- **Directions**: Any picture among the records should be left out, please; retype the rest exactly.

═════ Input material

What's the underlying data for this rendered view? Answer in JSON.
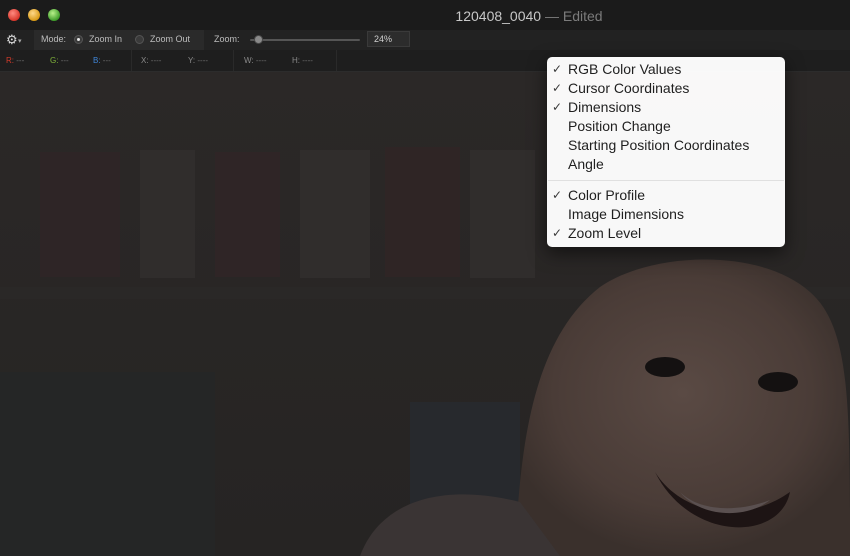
{
  "window": {
    "title": "120408_0040",
    "edited_suffix": "— Edited"
  },
  "toolbar": {
    "mode_label": "Mode:",
    "zoom_in_label": "Zoom In",
    "zoom_out_label": "Zoom Out",
    "zoom_label": "Zoom:",
    "zoom_value": "24%",
    "selected_mode": "zoom_in",
    "zoom_slider_fraction": 0.08
  },
  "infobar": {
    "r_label": "R:",
    "r_value": "---",
    "g_label": "G:",
    "g_value": "---",
    "b_label": "B:",
    "b_value": "---",
    "x_label": "X:",
    "x_value": "----",
    "y_label": "Y:",
    "y_value": "----",
    "w_label": "W:",
    "w_value": "----",
    "h_label": "H:",
    "h_value": "----"
  },
  "menu": {
    "items": [
      {
        "label": "RGB Color Values",
        "checked": true
      },
      {
        "label": "Cursor Coordinates",
        "checked": true
      },
      {
        "label": "Dimensions",
        "checked": true
      },
      {
        "label": "Position Change",
        "checked": false
      },
      {
        "label": "Starting Position Coordinates",
        "checked": false
      },
      {
        "label": "Angle",
        "checked": false
      },
      {
        "label": "Color Profile",
        "checked": true
      },
      {
        "label": "Image Dimensions",
        "checked": false
      },
      {
        "label": "Zoom Level",
        "checked": true
      }
    ],
    "check_glyph": "✓"
  },
  "colors": {
    "r": "#d23a2a",
    "g": "#7fb23a",
    "b": "#3f86d8"
  }
}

══════════

- **Exercise output**:
What's the underlying data for this rendered view? Answer in JSON.
{
  "window": {
    "title": "120408_0040",
    "edited_suffix": "— Edited"
  },
  "toolbar": {
    "mode_label": "Mode:",
    "zoom_in_label": "Zoom In",
    "zoom_out_label": "Zoom Out",
    "zoom_label": "Zoom:",
    "zoom_value": "24%",
    "selected_mode": "zoom_in",
    "zoom_slider_fraction": 0.08
  },
  "infobar": {
    "r_label": "R:",
    "r_value": "---",
    "g_label": "G:",
    "g_value": "---",
    "b_label": "B:",
    "b_value": "---",
    "x_label": "X:",
    "x_value": "----",
    "y_label": "Y:",
    "y_value": "----",
    "w_label": "W:",
    "w_value": "----",
    "h_label": "H:",
    "h_value": "----"
  },
  "menu": {
    "items": [
      {
        "label": "RGB Color Values",
        "checked": true
      },
      {
        "label": "Cursor Coordinates",
        "checked": true
      },
      {
        "label": "Dimensions",
        "checked": true
      },
      {
        "label": "Position Change",
        "checked": false
      },
      {
        "label": "Starting Position Coordinates",
        "checked": false
      },
      {
        "label": "Angle",
        "checked": false
      },
      {
        "label": "Color Profile",
        "checked": true
      },
      {
        "label": "Image Dimensions",
        "checked": false
      },
      {
        "label": "Zoom Level",
        "checked": true
      }
    ],
    "check_glyph": "✓"
  },
  "colors": {
    "r": "#d23a2a",
    "g": "#7fb23a",
    "b": "#3f86d8"
  }
}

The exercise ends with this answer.